*Record excerpts*:
- - - -

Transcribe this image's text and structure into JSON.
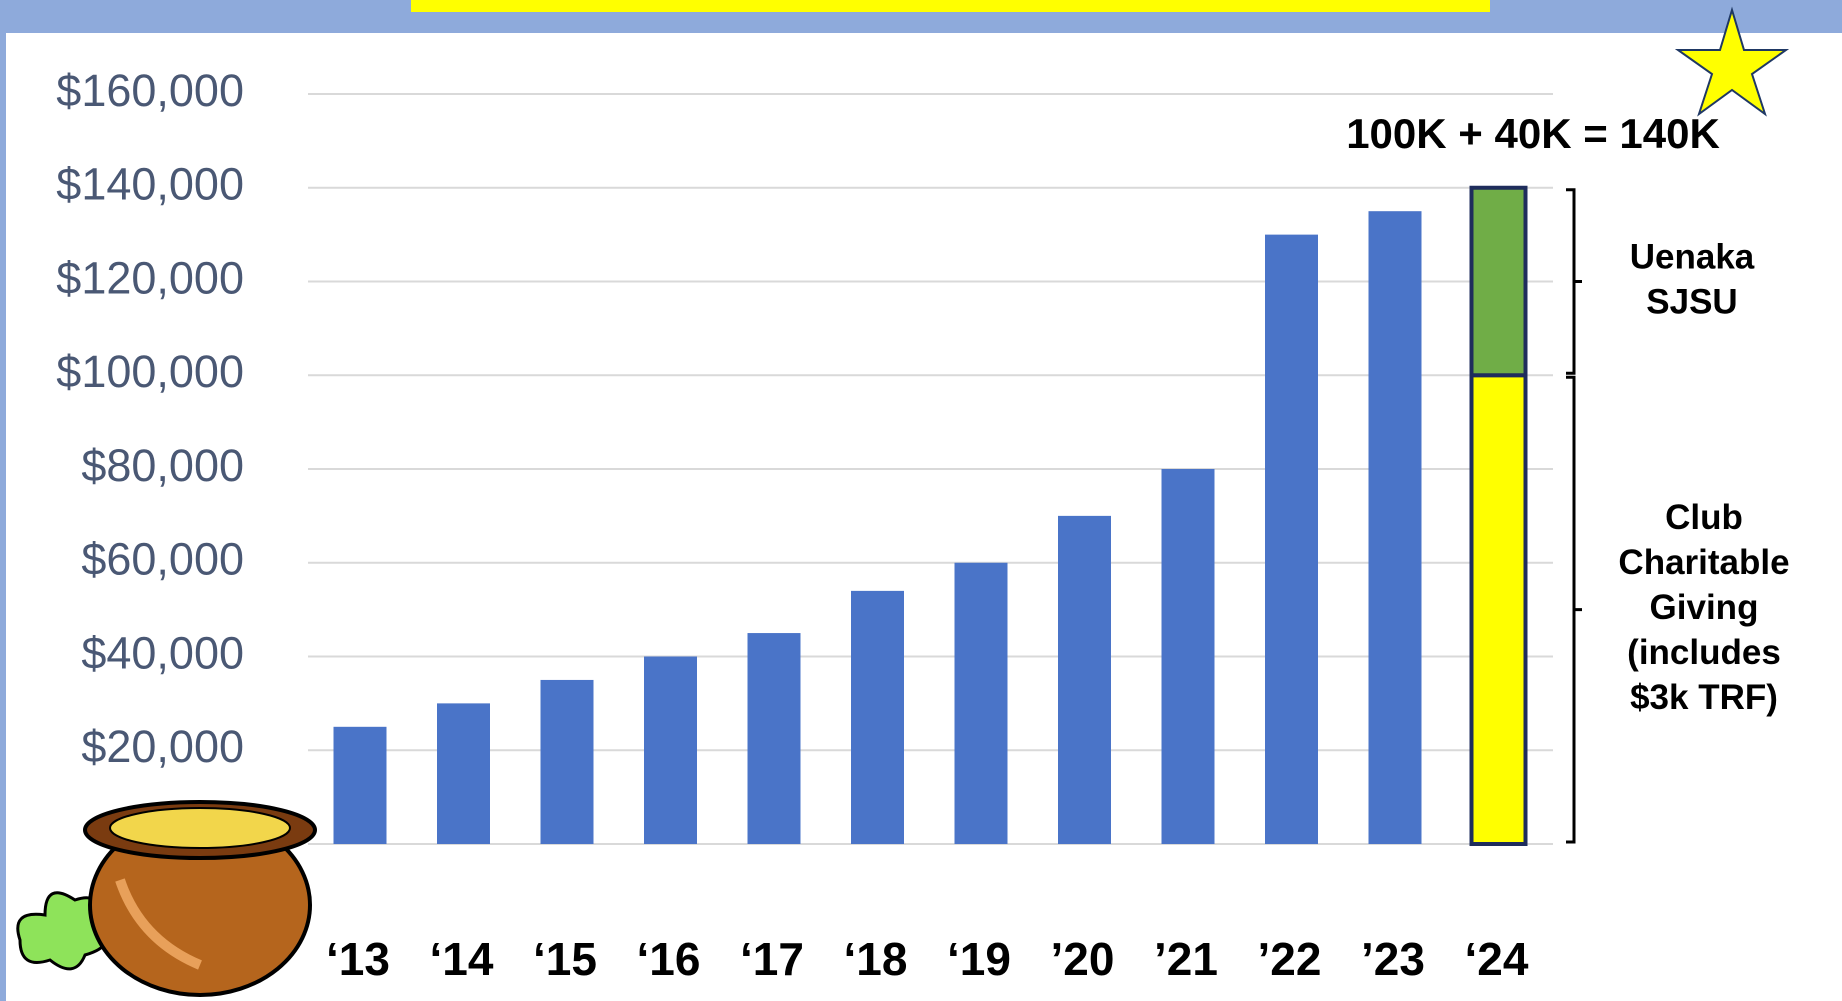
{
  "chart_data": {
    "type": "bar",
    "categories": [
      "‘13",
      "‘14",
      "‘15",
      "‘16",
      "‘17",
      "‘18",
      "‘19",
      "’20",
      "’21",
      "’22",
      "’23",
      "‘24"
    ],
    "series": [
      {
        "color": "#4a74c8",
        "values": [
          25000,
          30000,
          35000,
          40000,
          45000,
          54000,
          60000,
          70000,
          80000,
          130000,
          135000,
          null
        ]
      },
      {
        "color": "#ffff00",
        "values": [
          null,
          null,
          null,
          null,
          null,
          null,
          null,
          null,
          null,
          null,
          null,
          100000
        ]
      },
      {
        "color": "#70ad47",
        "values": [
          null,
          null,
          null,
          null,
          null,
          null,
          null,
          null,
          null,
          null,
          null,
          40000
        ]
      }
    ],
    "stacked": true,
    "ylim": [
      0,
      160000
    ],
    "yticks": [
      {
        "value": 20000,
        "label": "$20,000"
      },
      {
        "value": 40000,
        "label": "$40,000"
      },
      {
        "value": 60000,
        "label": "$60,000"
      },
      {
        "value": 80000,
        "label": "$80,000"
      },
      {
        "value": 100000,
        "label": "$100,000"
      },
      {
        "value": 120000,
        "label": "$120,000"
      },
      {
        "value": 140000,
        "label": "$140,000"
      },
      {
        "value": 160000,
        "label": "$160,000"
      }
    ],
    "grid": true,
    "annotation": "100K + 40K = 140K",
    "bracket_labels": [
      [
        "Uenaka",
        "SJSU"
      ],
      [
        "Club",
        "Charitable",
        "Giving",
        "(includes",
        "$3k TRF)"
      ]
    ]
  }
}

- - - -

*Exercise*:
Every record gets retyped exactly; no picture goes into the copy.

*Result of the task*:
Transcribe this image's text and structure into JSON.
{
  "chart_data": {
    "type": "bar",
    "categories": [
      "‘13",
      "‘14",
      "‘15",
      "‘16",
      "‘17",
      "‘18",
      "‘19",
      "’20",
      "’21",
      "’22",
      "’23",
      "‘24"
    ],
    "series": [
      {
        "color": "#4a74c8",
        "values": [
          25000,
          30000,
          35000,
          40000,
          45000,
          54000,
          60000,
          70000,
          80000,
          130000,
          135000,
          null
        ]
      },
      {
        "color": "#ffff00",
        "values": [
          null,
          null,
          null,
          null,
          null,
          null,
          null,
          null,
          null,
          null,
          null,
          100000
        ]
      },
      {
        "color": "#70ad47",
        "values": [
          null,
          null,
          null,
          null,
          null,
          null,
          null,
          null,
          null,
          null,
          null,
          40000
        ]
      }
    ],
    "stacked": true,
    "ylim": [
      0,
      160000
    ],
    "yticks": [
      {
        "value": 20000,
        "label": "$20,000"
      },
      {
        "value": 40000,
        "label": "$40,000"
      },
      {
        "value": 60000,
        "label": "$60,000"
      },
      {
        "value": 80000,
        "label": "$80,000"
      },
      {
        "value": 100000,
        "label": "$100,000"
      },
      {
        "value": 120000,
        "label": "$120,000"
      },
      {
        "value": 140000,
        "label": "$140,000"
      },
      {
        "value": 160000,
        "label": "$160,000"
      }
    ],
    "grid": true,
    "annotation": "100K + 40K = 140K",
    "bracket_labels": [
      [
        "Uenaka",
        "SJSU"
      ],
      [
        "Club",
        "Charitable",
        "Giving",
        "(includes",
        "$3k TRF)"
      ]
    ]
  }
}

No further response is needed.